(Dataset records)
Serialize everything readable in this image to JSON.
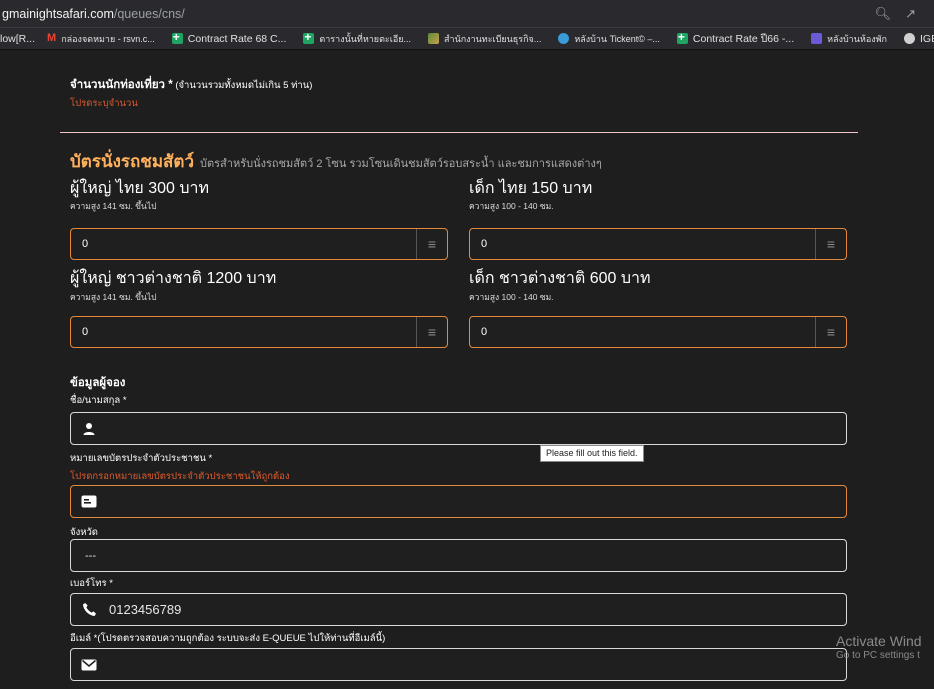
{
  "browser": {
    "url_host": "gmainightsafari.com",
    "url_path": "/queues/cns/",
    "bookmarks": [
      {
        "label": "low[R...",
        "icon": "none"
      },
      {
        "label": "กล่องจดหมาย - rsvn.c...",
        "icon": "gmail-icon"
      },
      {
        "label": "Contract Rate 68 C...",
        "icon": "sheets-icon"
      },
      {
        "label": "ตารางนั้นที่หายตะเอีย...",
        "icon": "sheets-icon"
      },
      {
        "label": "สำนักงานทะเบียนธุรกิจ...",
        "icon": "image-icon"
      },
      {
        "label": "หลังบ้าน Tickent© –...",
        "icon": "circle-icon"
      },
      {
        "label": "Contract Rate ปี66 -...",
        "icon": "sheets-icon"
      },
      {
        "label": "หลังบ้านห้องพัก",
        "icon": "purple-icon"
      },
      {
        "label": "IGENCO workflow",
        "icon": "globe-icon"
      }
    ]
  },
  "visitors": {
    "label": "จำนวนนักท่องเที่ยว",
    "required_mark": " *",
    "hint": " (จำนวนรวมทั้งหมดไม่เกิน 5 ท่าน)",
    "error": "โปรดระบุจำนวน"
  },
  "tram_section": {
    "title": "บัตรนั่งรถชมสัตว์",
    "description": "บัตรสำหรับนั่งรถชมสัตว์ 2 โซน รวมโซนเดินชมสัตว์รอบสระน้ำ และชมการแสดงต่างๆ",
    "tickets": [
      {
        "title": "ผู้ใหญ่ ไทย 300 บาท",
        "subtitle": "ความสูง 141 ซม. ขึ้นไป",
        "value": "0"
      },
      {
        "title": "เด็ก ไทย 150 บาท",
        "subtitle": "ความสูง 100 - 140 ซม.",
        "value": "0"
      },
      {
        "title": "ผู้ใหญ่ ชาวต่างชาติ 1200 บาท",
        "subtitle": "ความสูง 141 ซม. ขึ้นไป",
        "value": "0"
      },
      {
        "title": "เด็ก ชาวต่างชาติ 600 บาท",
        "subtitle": "ความสูง 100 - 140 ซม.",
        "value": "0"
      }
    ]
  },
  "booker": {
    "heading": "ข้อมูลผู้จอง",
    "name_label": "ชื่อ/นามสกุล *",
    "name_value": "",
    "id_label": "หมายเลขบัตรประจำตัวประชาชน *",
    "id_error": "โปรดกรอกหมายเลขบัตรประจำตัวประชาชนให้ถูกต้อง",
    "id_value": "",
    "province_label": "จังหวัด",
    "province_value": "---",
    "phone_label": "เบอร์โทร *",
    "phone_value": "0123456789",
    "email_label": "อีเมล์ *(โปรดตรวจสอบความถูกต้อง ระบบจะส่ง E-QUEUE ไปให้ท่านที่อีเมล์นี้)",
    "email_value": ""
  },
  "tooltip": "Please fill out this field.",
  "watermark": {
    "line1": "Activate Wind",
    "line2": "Go to PC settings t"
  },
  "colors": {
    "accent_orange": "#e38a3a",
    "section_title": "#ffb15c",
    "error": "#e05a2b",
    "background": "#1e1e1e"
  }
}
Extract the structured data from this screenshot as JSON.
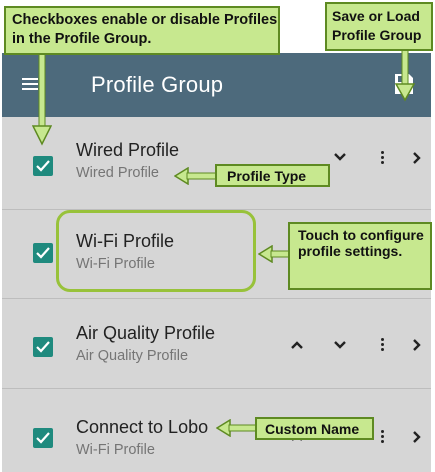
{
  "annotations": {
    "checkboxes_note": "Checkboxes enable or disable Profiles in the Profile Group.",
    "save_load_note": "Save or Load Profile Group",
    "profile_type_note": "Profile Type",
    "touch_note": "Touch to configure profile settings.",
    "custom_name_note": "Custom Name",
    "callout_color": "#c7e88f"
  },
  "toolbar": {
    "title": "Profile Group",
    "menu_icon": "hamburger-menu-icon",
    "save_icon": "save-icon",
    "background": "#4d6a7c"
  },
  "profiles": [
    {
      "name": "Wired Profile",
      "type": "Wired Profile",
      "checked": true,
      "controls": [
        "chevron-down",
        "more",
        "chevron-right"
      ]
    },
    {
      "name": "Wi-Fi Profile",
      "type": "Wi-Fi Profile",
      "checked": true,
      "controls": []
    },
    {
      "name": "Air Quality Profile",
      "type": "Air Quality Profile",
      "checked": true,
      "controls": [
        "chevron-up",
        "chevron-down",
        "more",
        "chevron-right"
      ]
    },
    {
      "name": "Connect to Lobo",
      "type": "Wi-Fi Profile",
      "checked": true,
      "controls": [
        "chevron-up",
        "more",
        "chevron-right"
      ]
    }
  ],
  "colors": {
    "checkbox": "#1f8a7e",
    "list_bg": "#d6d6d6"
  }
}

• AIM
Copy the records exactly as they appear, excluding images.

• REPLY TO THE EXERCISE
Serialize everything readable in this image to JSON.
{
  "browser": {
    "url_host": "gmainightsafari.com",
    "url_path": "/queues/cns/",
    "bookmarks": [
      {
        "label": "low[R...",
        "icon": "none"
      },
      {
        "label": "กล่องจดหมาย - rsvn.c...",
        "icon": "gmail-icon"
      },
      {
        "label": "Contract Rate 68 C...",
        "icon": "sheets-icon"
      },
      {
        "label": "ตารางนั้นที่หายตะเอีย...",
        "icon": "sheets-icon"
      },
      {
        "label": "สำนักงานทะเบียนธุรกิจ...",
        "icon": "image-icon"
      },
      {
        "label": "หลังบ้าน Tickent© –...",
        "icon": "circle-icon"
      },
      {
        "label": "Contract Rate ปี66 -...",
        "icon": "sheets-icon"
      },
      {
        "label": "หลังบ้านห้องพัก",
        "icon": "purple-icon"
      },
      {
        "label": "IGENCO workflow",
        "icon": "globe-icon"
      }
    ]
  },
  "visitors": {
    "label": "จำนวนนักท่องเที่ยว",
    "required_mark": " *",
    "hint": " (จำนวนรวมทั้งหมดไม่เกิน 5 ท่าน)",
    "error": "โปรดระบุจำนวน"
  },
  "tram_section": {
    "title": "บัตรนั่งรถชมสัตว์",
    "description": "บัตรสำหรับนั่งรถชมสัตว์ 2 โซน รวมโซนเดินชมสัตว์รอบสระน้ำ และชมการแสดงต่างๆ",
    "tickets": [
      {
        "title": "ผู้ใหญ่ ไทย 300 บาท",
        "subtitle": "ความสูง 141 ซม. ขึ้นไป",
        "value": "0"
      },
      {
        "title": "เด็ก ไทย 150 บาท",
        "subtitle": "ความสูง 100 - 140 ซม.",
        "value": "0"
      },
      {
        "title": "ผู้ใหญ่ ชาวต่างชาติ 1200 บาท",
        "subtitle": "ความสูง 141 ซม. ขึ้นไป",
        "value": "0"
      },
      {
        "title": "เด็ก ชาวต่างชาติ 600 บาท",
        "subtitle": "ความสูง 100 - 140 ซม.",
        "value": "0"
      }
    ]
  },
  "booker": {
    "heading": "ข้อมูลผู้จอง",
    "name_label": "ชื่อ/นามสกุล *",
    "name_value": "",
    "id_label": "หมายเลขบัตรประจำตัวประชาชน *",
    "id_error": "โปรดกรอกหมายเลขบัตรประจำตัวประชาชนให้ถูกต้อง",
    "id_value": "",
    "province_label": "จังหวัด",
    "province_value": "---",
    "phone_label": "เบอร์โทร *",
    "phone_value": "0123456789",
    "email_label": "อีเมล์ *(โปรดตรวจสอบความถูกต้อง ระบบจะส่ง E-QUEUE ไปให้ท่านที่อีเมล์นี้)",
    "email_value": ""
  },
  "tooltip": "Please fill out this field.",
  "watermark": {
    "line1": "Activate Wind",
    "line2": "Go to PC settings t"
  },
  "colors": {
    "accent_orange": "#e38a3a",
    "section_title": "#ffb15c",
    "error": "#e05a2b",
    "background": "#1e1e1e"
  }
}
Extract the structured data from this screenshot as JSON.
{
  "annotations": {
    "checkboxes_note": "Checkboxes enable or disable Profiles in the Profile Group.",
    "save_load_note": "Save or Load Profile Group",
    "profile_type_note": "Profile Type",
    "touch_note": "Touch to configure profile settings.",
    "custom_name_note": "Custom Name",
    "callout_color": "#c7e88f"
  },
  "toolbar": {
    "title": "Profile Group",
    "menu_icon": "hamburger-menu-icon",
    "save_icon": "save-icon",
    "background": "#4d6a7c"
  },
  "profiles": [
    {
      "name": "Wired Profile",
      "type": "Wired Profile",
      "checked": true,
      "controls": [
        "chevron-down",
        "more",
        "chevron-right"
      ]
    },
    {
      "name": "Wi-Fi Profile",
      "type": "Wi-Fi Profile",
      "checked": true,
      "controls": []
    },
    {
      "name": "Air Quality Profile",
      "type": "Air Quality Profile",
      "checked": true,
      "controls": [
        "chevron-up",
        "chevron-down",
        "more",
        "chevron-right"
      ]
    },
    {
      "name": "Connect to Lobo",
      "type": "Wi-Fi Profile",
      "checked": true,
      "controls": [
        "chevron-up",
        "more",
        "chevron-right"
      ]
    }
  ],
  "colors": {
    "checkbox": "#1f8a7e",
    "list_bg": "#d6d6d6"
  }
}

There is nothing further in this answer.